▶ _DATA SHOWN_
•••

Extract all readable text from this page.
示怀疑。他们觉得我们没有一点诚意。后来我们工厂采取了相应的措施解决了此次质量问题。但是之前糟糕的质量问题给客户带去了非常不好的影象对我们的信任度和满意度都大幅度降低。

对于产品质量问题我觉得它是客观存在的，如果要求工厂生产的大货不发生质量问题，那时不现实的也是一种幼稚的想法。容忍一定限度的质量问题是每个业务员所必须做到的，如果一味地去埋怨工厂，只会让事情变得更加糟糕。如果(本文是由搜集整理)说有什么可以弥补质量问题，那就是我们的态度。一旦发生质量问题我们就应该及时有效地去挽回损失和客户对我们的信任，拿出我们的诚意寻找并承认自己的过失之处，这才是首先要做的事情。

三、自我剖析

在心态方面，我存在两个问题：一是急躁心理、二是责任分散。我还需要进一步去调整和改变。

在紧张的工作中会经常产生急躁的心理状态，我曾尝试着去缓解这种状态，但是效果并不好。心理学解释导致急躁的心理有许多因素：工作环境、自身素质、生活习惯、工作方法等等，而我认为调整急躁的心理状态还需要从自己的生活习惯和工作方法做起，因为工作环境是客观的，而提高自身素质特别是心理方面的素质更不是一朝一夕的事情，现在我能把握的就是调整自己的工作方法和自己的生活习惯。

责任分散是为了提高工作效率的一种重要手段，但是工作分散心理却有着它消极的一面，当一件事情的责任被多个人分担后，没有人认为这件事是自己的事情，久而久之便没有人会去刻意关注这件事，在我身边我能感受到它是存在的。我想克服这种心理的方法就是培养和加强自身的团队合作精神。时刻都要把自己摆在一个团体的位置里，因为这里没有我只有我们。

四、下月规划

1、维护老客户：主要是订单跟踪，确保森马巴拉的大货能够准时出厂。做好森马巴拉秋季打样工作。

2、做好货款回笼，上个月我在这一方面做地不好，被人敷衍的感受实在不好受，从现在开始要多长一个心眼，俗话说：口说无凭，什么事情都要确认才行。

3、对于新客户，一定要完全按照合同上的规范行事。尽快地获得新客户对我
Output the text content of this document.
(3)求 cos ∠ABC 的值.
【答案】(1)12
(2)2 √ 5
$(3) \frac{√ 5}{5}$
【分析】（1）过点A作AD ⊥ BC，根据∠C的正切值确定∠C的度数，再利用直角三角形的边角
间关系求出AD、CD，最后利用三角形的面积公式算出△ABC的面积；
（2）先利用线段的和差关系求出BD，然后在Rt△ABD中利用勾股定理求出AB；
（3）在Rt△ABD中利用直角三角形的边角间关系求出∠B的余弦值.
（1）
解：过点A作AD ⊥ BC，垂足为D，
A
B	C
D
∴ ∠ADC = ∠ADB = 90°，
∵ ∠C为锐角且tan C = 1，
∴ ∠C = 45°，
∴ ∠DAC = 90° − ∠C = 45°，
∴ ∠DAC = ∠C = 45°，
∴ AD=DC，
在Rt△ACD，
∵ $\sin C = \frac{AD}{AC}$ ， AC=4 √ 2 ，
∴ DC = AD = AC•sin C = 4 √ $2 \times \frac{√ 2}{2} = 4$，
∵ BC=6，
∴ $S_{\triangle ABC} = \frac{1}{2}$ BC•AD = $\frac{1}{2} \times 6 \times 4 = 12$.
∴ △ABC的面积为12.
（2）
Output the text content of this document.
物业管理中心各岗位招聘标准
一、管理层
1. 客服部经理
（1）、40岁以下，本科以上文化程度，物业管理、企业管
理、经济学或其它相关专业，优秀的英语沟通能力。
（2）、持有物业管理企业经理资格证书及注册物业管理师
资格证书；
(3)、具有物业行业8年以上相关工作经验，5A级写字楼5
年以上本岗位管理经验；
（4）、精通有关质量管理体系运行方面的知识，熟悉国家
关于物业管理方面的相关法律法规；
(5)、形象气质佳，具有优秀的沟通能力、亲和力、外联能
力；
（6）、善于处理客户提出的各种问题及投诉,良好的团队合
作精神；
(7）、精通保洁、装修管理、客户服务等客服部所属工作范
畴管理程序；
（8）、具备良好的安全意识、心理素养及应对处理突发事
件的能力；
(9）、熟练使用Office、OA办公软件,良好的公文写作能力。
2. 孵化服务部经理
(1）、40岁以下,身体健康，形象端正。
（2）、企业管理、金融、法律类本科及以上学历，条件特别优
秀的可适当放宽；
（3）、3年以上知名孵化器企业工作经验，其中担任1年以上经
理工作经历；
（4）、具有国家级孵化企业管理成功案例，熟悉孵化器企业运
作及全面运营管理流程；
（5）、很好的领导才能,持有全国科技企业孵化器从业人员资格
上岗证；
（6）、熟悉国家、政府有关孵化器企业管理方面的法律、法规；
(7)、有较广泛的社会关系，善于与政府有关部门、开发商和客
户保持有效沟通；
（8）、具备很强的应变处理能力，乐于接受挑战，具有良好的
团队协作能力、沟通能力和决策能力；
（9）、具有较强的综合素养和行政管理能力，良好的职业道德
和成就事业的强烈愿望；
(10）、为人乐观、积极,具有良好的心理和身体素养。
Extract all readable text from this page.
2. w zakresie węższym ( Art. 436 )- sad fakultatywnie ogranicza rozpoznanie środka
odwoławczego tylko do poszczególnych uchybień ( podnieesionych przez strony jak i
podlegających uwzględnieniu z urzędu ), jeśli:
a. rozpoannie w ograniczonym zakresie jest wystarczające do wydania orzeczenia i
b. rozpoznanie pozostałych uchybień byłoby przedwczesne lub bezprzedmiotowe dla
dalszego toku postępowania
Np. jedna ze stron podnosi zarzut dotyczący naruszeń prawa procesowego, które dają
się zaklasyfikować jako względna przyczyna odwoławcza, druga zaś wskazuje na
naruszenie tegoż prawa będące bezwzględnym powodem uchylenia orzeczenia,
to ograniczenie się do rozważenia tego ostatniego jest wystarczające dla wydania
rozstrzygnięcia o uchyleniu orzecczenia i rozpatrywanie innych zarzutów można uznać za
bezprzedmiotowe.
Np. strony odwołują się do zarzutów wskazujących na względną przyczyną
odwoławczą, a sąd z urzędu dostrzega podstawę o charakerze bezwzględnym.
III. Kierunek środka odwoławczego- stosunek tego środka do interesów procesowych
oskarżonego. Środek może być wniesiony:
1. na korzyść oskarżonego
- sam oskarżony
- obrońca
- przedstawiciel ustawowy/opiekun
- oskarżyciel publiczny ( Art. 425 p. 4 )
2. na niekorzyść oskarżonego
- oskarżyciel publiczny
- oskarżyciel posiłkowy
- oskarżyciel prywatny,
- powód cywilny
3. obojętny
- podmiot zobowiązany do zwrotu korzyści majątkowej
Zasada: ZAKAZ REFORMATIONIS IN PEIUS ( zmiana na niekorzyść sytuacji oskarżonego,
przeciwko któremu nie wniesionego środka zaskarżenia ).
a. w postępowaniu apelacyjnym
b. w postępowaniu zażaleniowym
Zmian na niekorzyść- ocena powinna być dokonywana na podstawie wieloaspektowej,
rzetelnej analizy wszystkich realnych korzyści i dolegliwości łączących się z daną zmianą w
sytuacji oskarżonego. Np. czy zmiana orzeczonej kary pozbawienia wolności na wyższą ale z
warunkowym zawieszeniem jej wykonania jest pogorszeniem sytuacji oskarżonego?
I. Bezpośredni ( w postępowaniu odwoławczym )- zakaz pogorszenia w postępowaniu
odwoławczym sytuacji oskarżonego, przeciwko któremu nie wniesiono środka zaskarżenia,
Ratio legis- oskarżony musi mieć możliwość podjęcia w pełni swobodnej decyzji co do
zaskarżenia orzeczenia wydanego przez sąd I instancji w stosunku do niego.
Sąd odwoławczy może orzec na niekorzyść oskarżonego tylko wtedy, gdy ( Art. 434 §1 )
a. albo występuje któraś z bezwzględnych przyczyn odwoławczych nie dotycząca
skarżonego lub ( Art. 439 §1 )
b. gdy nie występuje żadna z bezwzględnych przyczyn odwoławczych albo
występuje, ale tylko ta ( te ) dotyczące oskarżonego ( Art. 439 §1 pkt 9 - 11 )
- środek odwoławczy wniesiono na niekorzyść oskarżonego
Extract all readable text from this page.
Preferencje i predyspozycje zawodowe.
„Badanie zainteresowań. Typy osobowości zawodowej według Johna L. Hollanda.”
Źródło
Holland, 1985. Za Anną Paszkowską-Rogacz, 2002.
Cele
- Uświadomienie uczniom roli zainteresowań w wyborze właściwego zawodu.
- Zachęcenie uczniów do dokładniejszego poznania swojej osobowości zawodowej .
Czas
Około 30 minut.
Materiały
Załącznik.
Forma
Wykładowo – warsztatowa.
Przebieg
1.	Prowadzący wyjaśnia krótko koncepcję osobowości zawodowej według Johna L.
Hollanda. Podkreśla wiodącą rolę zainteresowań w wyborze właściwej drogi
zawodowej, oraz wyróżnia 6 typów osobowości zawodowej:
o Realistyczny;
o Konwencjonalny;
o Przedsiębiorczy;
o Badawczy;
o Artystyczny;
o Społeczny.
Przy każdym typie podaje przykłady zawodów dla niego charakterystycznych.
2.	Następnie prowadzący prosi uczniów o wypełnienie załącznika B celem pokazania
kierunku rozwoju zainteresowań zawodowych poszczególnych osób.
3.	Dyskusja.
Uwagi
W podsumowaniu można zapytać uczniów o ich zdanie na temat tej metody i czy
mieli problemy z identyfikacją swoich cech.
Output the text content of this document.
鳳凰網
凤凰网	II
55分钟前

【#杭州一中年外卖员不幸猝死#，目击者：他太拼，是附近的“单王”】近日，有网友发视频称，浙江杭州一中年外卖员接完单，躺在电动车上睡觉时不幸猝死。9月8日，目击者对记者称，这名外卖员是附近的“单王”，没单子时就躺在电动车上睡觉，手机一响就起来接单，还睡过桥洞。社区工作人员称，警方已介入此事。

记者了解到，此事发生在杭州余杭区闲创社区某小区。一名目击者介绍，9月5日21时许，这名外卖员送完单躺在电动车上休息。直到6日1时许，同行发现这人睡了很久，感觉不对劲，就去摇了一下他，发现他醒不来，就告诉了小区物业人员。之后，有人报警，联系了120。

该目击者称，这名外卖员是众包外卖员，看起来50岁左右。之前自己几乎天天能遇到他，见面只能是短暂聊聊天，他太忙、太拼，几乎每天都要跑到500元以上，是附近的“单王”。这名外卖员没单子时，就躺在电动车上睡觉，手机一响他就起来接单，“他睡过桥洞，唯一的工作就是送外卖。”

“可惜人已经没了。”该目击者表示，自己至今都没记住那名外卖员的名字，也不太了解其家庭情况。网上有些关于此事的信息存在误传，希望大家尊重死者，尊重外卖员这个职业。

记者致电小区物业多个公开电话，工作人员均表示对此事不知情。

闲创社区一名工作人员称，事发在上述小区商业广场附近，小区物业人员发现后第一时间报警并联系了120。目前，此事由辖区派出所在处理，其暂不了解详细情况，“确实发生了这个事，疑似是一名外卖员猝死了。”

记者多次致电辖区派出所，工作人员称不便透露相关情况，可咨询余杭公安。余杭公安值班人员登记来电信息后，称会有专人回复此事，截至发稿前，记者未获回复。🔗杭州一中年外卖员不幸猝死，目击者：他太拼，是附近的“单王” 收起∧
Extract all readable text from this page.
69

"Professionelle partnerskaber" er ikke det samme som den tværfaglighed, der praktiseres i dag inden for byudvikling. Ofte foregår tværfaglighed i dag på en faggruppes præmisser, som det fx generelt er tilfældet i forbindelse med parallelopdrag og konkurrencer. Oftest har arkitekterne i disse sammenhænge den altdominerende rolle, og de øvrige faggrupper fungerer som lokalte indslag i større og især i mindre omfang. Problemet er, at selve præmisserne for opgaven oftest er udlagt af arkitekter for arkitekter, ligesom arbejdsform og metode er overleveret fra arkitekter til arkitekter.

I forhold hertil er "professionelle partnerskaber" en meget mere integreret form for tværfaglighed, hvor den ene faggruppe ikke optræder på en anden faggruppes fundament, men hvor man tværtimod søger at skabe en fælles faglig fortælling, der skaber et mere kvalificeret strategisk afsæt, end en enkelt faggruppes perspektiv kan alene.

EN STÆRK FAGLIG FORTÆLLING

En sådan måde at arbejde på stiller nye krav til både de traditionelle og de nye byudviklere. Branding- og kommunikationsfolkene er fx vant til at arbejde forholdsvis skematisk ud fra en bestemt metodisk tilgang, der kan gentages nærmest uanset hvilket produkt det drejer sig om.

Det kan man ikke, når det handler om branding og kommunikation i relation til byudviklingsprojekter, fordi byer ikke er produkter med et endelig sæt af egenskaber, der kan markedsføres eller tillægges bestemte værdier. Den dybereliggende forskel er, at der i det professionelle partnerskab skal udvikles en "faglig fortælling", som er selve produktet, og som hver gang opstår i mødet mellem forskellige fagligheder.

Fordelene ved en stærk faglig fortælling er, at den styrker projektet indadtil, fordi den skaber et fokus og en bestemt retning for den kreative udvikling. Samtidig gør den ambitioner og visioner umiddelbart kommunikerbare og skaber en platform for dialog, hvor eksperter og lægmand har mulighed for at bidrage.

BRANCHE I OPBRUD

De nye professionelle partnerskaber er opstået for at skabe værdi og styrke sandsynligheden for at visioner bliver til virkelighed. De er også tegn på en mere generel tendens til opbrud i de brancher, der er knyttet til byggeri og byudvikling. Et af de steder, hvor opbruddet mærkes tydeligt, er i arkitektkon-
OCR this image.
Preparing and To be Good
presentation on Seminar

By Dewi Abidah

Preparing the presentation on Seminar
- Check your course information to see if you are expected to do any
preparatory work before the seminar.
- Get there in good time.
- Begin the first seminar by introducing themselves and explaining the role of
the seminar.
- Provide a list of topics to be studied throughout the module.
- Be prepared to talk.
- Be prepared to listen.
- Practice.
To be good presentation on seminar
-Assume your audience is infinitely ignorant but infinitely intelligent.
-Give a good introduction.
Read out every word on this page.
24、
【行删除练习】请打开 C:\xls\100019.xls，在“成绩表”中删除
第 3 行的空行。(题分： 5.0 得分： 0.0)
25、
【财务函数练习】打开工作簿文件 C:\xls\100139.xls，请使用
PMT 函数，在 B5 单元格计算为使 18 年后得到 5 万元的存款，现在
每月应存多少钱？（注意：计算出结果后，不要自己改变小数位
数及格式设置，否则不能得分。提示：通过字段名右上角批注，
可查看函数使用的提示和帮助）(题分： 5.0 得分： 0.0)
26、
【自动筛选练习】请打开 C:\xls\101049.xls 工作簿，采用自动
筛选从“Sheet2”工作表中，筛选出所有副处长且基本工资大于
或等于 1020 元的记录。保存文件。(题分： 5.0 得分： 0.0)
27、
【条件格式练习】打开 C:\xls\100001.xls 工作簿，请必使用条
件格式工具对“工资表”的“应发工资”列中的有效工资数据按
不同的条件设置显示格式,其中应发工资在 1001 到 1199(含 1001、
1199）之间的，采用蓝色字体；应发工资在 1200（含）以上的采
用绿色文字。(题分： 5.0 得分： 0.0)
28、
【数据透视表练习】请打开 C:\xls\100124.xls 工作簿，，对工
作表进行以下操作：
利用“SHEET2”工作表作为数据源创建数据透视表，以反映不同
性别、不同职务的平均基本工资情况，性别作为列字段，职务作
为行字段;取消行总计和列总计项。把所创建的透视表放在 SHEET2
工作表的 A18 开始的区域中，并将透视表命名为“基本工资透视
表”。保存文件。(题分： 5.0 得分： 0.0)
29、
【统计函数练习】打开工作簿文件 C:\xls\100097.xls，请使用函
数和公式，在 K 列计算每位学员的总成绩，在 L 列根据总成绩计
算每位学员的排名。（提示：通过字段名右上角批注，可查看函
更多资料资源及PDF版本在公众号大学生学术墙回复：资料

•••

▶ _CHALLENGE_
Pull out every line from the one with "Read out every word on this page." to the end of the listing, and output only those.

▶ _WRITTEN SOLUTION_
Read out every word on this page.
24、
【行删除练习】请打开 C:\xls\100019.xls，在“成绩表”中删除
第 3 行的空行。(题分： 5.0 得分： 0.0)
25、
【财务函数练习】打开工作簿文件 C:\xls\100139.xls，请使用
PMT 函数，在 B5 单元格计算为使 18 年后得到 5 万元的存款，现在
每月应存多少钱？（注意：计算出结果后，不要自己改变小数位
数及格式设置，否则不能得分。提示：通过字段名右上角批注，
可查看函数使用的提示和帮助）(题分： 5.0 得分： 0.0)
26、
【自动筛选练习】请打开 C:\xls\101049.xls 工作簿，采用自动
筛选从“Sheet2”工作表中，筛选出所有副处长且基本工资大于
或等于 1020 元的记录。保存文件。(题分： 5.0 得分： 0.0)
27、
【条件格式练习】打开 C:\xls\100001.xls 工作簿，请必使用条
件格式工具对“工资表”的“应发工资”列中的有效工资数据按
不同的条件设置显示格式,其中应发工资在 1001 到 1199(含 1001、
1199）之间的，采用蓝色字体；应发工资在 1200（含）以上的采
用绿色文字。(题分： 5.0 得分： 0.0)
28、
【数据透视表练习】请打开 C:\xls\100124.xls 工作簿，，对工
作表进行以下操作：
利用“SHEET2”工作表作为数据源创建数据透视表，以反映不同
性别、不同职务的平均基本工资情况，性别作为列字段，职务作
为行字段;取消行总计和列总计项。把所创建的透视表放在 SHEET2
工作表的 A18 开始的区域中，并将透视表命名为“基本工资透视
表”。保存文件。(题分： 5.0 得分： 0.0)
29、
【统计函数练习】打开工作簿文件 C:\xls\100097.xls，请使用函
数和公式，在 K 列计算每位学员的总成绩，在 L 列根据总成绩计
算每位学员的排名。（提示：通过字段名右上角批注，可查看函
更多资料资源及PDF版本在公众号大学生学术墙回复：资料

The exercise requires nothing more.